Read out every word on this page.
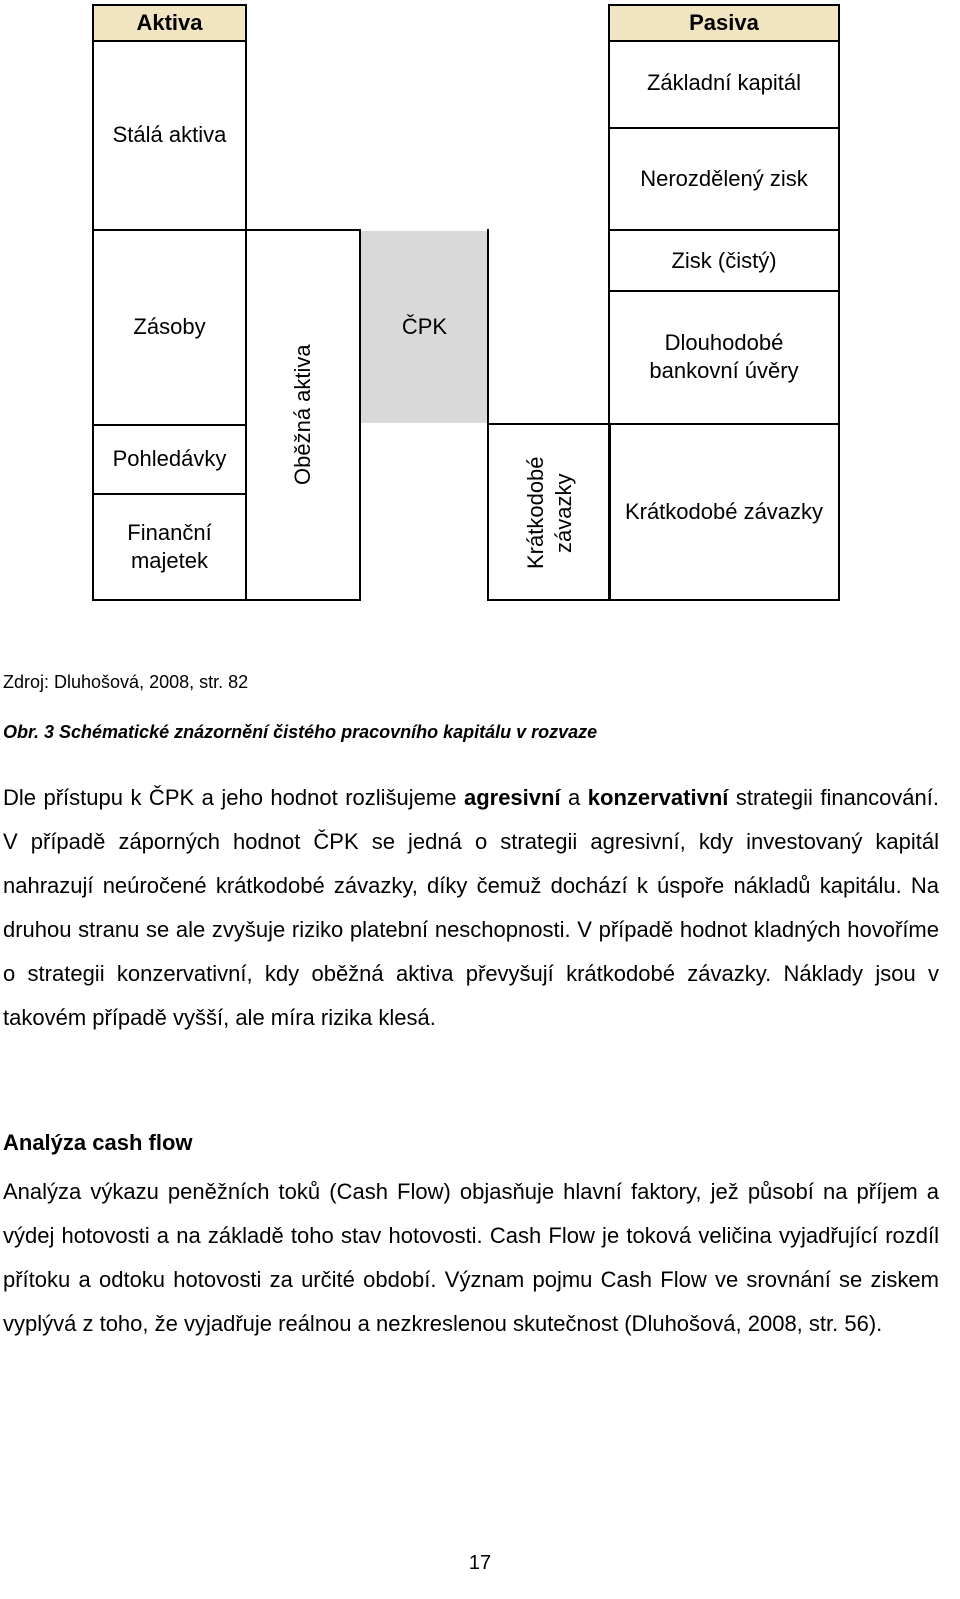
Aktiva
Stálá aktiva
Zásoby
Pohledávky
Finanční
majetek
Oběžná aktiva
ČPK
Krátkodobé závazky
Pasiva
Základní kapitál
Nerozdělený zisk
Zisk (čistý)
Dlouhodobé
bankovní úvěry
Krátkodobé závazky
Zdroj: Dluhošová, 2008, str. 82
Obr. 3 Schématické znázornění čistého pracovního kapitálu v rozvaze
Dle přístupu k ČPK a jeho hodnot rozlišujeme agresivní a konzervativní strategii financování. V případě záporných hodnot ČPK se jedná o strategii agresivní, kdy investovaný kapitál nahrazují neúročené krátkodobé závazky, díky čemuž dochází k úspoře nákladů kapitálu. Na druhou stranu se ale zvyšuje riziko platební neschopnosti. V případě hodnot kladných hovoříme o strategii konzervativní, kdy oběžná aktiva převyšují krátkodobé závazky. Náklady jsou v takovém případě vyšší, ale míra rizika klesá.
Analýza cash flow
Analýza výkazu peněžních toků (Cash Flow) objasňuje hlavní faktory, jež působí na příjem a výdej hotovosti a na základě toho stav hotovosti. Cash Flow je toková veličina vyjadřující rozdíl přítoku a odtoku hotovosti za určité období. Význam pojmu Cash Flow ve srovnání se ziskem vyplývá z toho, že vyjadřuje reálnou a nezkreslenou skutečnost (Dluhošová, 2008, str. 56).
17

----------

Exercise directions
Each line of the data should be quoted exactly, with pictures left out.

Exercise solution
Read out every word on this page.
Aktiva
Stálá aktiva
Zásoby
Pohledávky
Finanční
majetek
Oběžná aktiva
ČPK
Krátkodobé závazky
Pasiva
Základní kapitál
Nerozdělený zisk
Zisk (čistý)
Dlouhodobé
bankovní úvěry
Krátkodobé závazky
Zdroj: Dluhošová, 2008, str. 82
Obr. 3 Schématické znázornění čistého pracovního kapitálu v rozvaze
Dle přístupu k ČPK a jeho hodnot rozlišujeme agresivní a konzervativní strategii financování. V případě záporných hodnot ČPK se jedná o strategii agresivní, kdy investovaný kapitál nahrazují neúročené krátkodobé závazky, díky čemuž dochází k úspoře nákladů kapitálu. Na druhou stranu se ale zvyšuje riziko platební neschopnosti. V případě hodnot kladných hovoříme o strategii konzervativní, kdy oběžná aktiva převyšují krátkodobé závazky. Náklady jsou v takovém případě vyšší, ale míra rizika klesá.
Analýza cash flow
Analýza výkazu peněžních toků (Cash Flow) objasňuje hlavní faktory, jež působí na příjem a výdej hotovosti a na základě toho stav hotovosti. Cash Flow je toková veličina vyjadřující rozdíl přítoku a odtoku hotovosti za určité období. Význam pojmu Cash Flow ve srovnání se ziskem vyplývá z toho, že vyjadřuje reálnou a nezkreslenou skutečnost (Dluhošová, 2008, str. 56).
17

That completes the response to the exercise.